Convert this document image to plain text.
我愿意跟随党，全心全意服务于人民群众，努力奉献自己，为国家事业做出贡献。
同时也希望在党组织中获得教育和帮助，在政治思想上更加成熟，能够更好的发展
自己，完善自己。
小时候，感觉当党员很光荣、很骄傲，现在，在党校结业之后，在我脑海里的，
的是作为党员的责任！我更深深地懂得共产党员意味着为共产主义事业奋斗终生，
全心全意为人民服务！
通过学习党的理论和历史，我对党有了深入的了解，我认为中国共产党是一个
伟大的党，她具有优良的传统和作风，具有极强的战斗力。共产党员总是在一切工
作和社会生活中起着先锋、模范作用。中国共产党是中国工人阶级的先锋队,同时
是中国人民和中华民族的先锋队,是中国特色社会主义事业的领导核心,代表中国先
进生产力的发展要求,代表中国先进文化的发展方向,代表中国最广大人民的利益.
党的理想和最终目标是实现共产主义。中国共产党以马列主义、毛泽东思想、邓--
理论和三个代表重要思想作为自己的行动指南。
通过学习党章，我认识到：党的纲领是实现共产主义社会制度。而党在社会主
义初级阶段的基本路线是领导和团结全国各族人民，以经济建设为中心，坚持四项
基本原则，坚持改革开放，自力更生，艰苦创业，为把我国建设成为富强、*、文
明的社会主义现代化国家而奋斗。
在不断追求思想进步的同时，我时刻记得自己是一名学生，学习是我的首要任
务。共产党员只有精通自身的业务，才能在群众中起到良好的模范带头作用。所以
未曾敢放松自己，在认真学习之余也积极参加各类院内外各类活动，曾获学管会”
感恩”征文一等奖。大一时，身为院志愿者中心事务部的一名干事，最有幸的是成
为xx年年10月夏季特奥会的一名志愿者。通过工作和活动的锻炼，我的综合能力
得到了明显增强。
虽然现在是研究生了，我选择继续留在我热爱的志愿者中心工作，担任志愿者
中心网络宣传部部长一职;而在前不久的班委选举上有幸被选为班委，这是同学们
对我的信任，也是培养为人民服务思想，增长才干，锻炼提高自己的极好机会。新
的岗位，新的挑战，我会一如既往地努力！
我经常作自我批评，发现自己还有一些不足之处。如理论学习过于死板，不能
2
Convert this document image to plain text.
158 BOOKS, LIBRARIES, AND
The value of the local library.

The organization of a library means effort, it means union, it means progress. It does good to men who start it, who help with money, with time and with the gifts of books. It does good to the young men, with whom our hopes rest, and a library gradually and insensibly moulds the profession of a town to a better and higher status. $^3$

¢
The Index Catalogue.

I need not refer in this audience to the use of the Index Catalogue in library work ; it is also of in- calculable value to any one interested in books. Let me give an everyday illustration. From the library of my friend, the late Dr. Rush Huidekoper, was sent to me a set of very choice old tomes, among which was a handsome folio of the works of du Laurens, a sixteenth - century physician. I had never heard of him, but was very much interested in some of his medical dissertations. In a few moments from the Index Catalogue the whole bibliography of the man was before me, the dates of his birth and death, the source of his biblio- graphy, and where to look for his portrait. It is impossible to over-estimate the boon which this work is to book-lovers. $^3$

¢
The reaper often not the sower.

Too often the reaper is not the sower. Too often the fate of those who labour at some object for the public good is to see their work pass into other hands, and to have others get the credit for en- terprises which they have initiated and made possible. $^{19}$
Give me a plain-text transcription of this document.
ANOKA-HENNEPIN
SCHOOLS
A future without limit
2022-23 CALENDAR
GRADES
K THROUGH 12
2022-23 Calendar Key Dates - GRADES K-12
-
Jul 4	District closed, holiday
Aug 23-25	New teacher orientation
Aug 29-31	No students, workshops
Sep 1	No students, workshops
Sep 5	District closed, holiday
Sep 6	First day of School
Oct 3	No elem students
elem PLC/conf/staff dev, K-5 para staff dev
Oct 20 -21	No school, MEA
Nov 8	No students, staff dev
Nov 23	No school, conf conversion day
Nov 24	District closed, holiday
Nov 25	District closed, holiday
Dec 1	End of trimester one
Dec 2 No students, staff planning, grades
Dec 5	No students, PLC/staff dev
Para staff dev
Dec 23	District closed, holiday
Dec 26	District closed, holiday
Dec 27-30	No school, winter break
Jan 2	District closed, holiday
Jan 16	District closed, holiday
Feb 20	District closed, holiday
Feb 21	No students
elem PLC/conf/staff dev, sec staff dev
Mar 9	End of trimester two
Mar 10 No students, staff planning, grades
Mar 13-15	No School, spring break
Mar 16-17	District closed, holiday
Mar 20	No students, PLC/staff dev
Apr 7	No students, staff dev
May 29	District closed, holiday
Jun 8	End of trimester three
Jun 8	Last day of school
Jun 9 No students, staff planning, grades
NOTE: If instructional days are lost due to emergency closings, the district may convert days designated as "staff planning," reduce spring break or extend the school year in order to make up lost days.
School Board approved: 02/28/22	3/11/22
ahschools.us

▶ TASK DIRECTIONS
Output each entry precisely as given.

▶ RESPONSE TO THIS EXERCISE
Convert this document image to plain text.
我愿意跟随党，全心全意服务于人民群众，努力奉献自己，为国家事业做出贡献。
同时也希望在党组织中获得教育和帮助，在政治思想上更加成熟，能够更好的发展
自己，完善自己。
小时候，感觉当党员很光荣、很骄傲，现在，在党校结业之后，在我脑海里的，
的是作为党员的责任！我更深深地懂得共产党员意味着为共产主义事业奋斗终生，
全心全意为人民服务！
通过学习党的理论和历史，我对党有了深入的了解，我认为中国共产党是一个
伟大的党，她具有优良的传统和作风，具有极强的战斗力。共产党员总是在一切工
作和社会生活中起着先锋、模范作用。中国共产党是中国工人阶级的先锋队,同时
是中国人民和中华民族的先锋队,是中国特色社会主义事业的领导核心,代表中国先
进生产力的发展要求,代表中国先进文化的发展方向,代表中国最广大人民的利益.
党的理想和最终目标是实现共产主义。中国共产党以马列主义、毛泽东思想、邓--
理论和三个代表重要思想作为自己的行动指南。
通过学习党章，我认识到：党的纲领是实现共产主义社会制度。而党在社会主
义初级阶段的基本路线是领导和团结全国各族人民，以经济建设为中心，坚持四项
基本原则，坚持改革开放，自力更生，艰苦创业，为把我国建设成为富强、*、文
明的社会主义现代化国家而奋斗。
在不断追求思想进步的同时，我时刻记得自己是一名学生，学习是我的首要任
务。共产党员只有精通自身的业务，才能在群众中起到良好的模范带头作用。所以
未曾敢放松自己，在认真学习之余也积极参加各类院内外各类活动，曾获学管会”
感恩”征文一等奖。大一时，身为院志愿者中心事务部的一名干事，最有幸的是成
为xx年年10月夏季特奥会的一名志愿者。通过工作和活动的锻炼，我的综合能力
得到了明显增强。
虽然现在是研究生了，我选择继续留在我热爱的志愿者中心工作，担任志愿者
中心网络宣传部部长一职;而在前不久的班委选举上有幸被选为班委，这是同学们
对我的信任，也是培养为人民服务思想，增长才干，锻炼提高自己的极好机会。新
的岗位，新的挑战，我会一如既往地努力！
我经常作自我批评，发现自己还有一些不足之处。如理论学习过于死板，不能
2
Convert this document image to plain text.
158 BOOKS, LIBRARIES, AND
The value of the local library.

The organization of a library means effort, it means union, it means progress. It does good to men who start it, who help with money, with time and with the gifts of books. It does good to the young men, with whom our hopes rest, and a library gradually and insensibly moulds the profession of a town to a better and higher status. $^3$

¢
The Index Catalogue.

I need not refer in this audience to the use of the Index Catalogue in library work ; it is also of in- calculable value to any one interested in books. Let me give an everyday illustration. From the library of my friend, the late Dr. Rush Huidekoper, was sent to me a set of very choice old tomes, among which was a handsome folio of the works of du Laurens, a sixteenth - century physician. I had never heard of him, but was very much interested in some of his medical dissertations. In a few moments from the Index Catalogue the whole bibliography of the man was before me, the dates of his birth and death, the source of his biblio- graphy, and where to look for his portrait. It is impossible to over-estimate the boon which this work is to book-lovers. $^3$

¢
The reaper often not the sower.

Too often the reaper is not the sower. Too often the fate of those who labour at some object for the public good is to see their work pass into other hands, and to have others get the credit for en- terprises which they have initiated and made possible. $^{19}$
Give me a plain-text transcription of this document.
ANOKA-HENNEPIN
SCHOOLS
A future without limit
2022-23 CALENDAR
GRADES
K THROUGH 12
2022-23 Calendar Key Dates - GRADES K-12
-
Jul 4	District closed, holiday
Aug 23-25	New teacher orientation
Aug 29-31	No students, workshops
Sep 1	No students, workshops
Sep 5	District closed, holiday
Sep 6	First day of School
Oct 3	No elem students
elem PLC/conf/staff dev, K-5 para staff dev
Oct 20 -21	No school, MEA
Nov 8	No students, staff dev
Nov 23	No school, conf conversion day
Nov 24	District closed, holiday
Nov 25	District closed, holiday
Dec 1	End of trimester one
Dec 2 No students, staff planning, grades
Dec 5	No students, PLC/staff dev
Para staff dev
Dec 23	District closed, holiday
Dec 26	District closed, holiday
Dec 27-30	No school, winter break
Jan 2	District closed, holiday
Jan 16	District closed, holiday
Feb 20	District closed, holiday
Feb 21	No students
elem PLC/conf/staff dev, sec staff dev
Mar 9	End of trimester two
Mar 10 No students, staff planning, grades
Mar 13-15	No School, spring break
Mar 16-17	District closed, holiday
Mar 20	No students, PLC/staff dev
Apr 7	No students, staff dev
May 29	District closed, holiday
Jun 8	End of trimester three
Jun 8	Last day of school
Jun 9 No students, staff planning, grades
NOTE: If instructional days are lost due to emergency closings, the district may convert days designated as "staff planning," reduce spring break or extend the school year in order to make up lost days.
School Board approved: 02/28/22	3/11/22
ahschools.us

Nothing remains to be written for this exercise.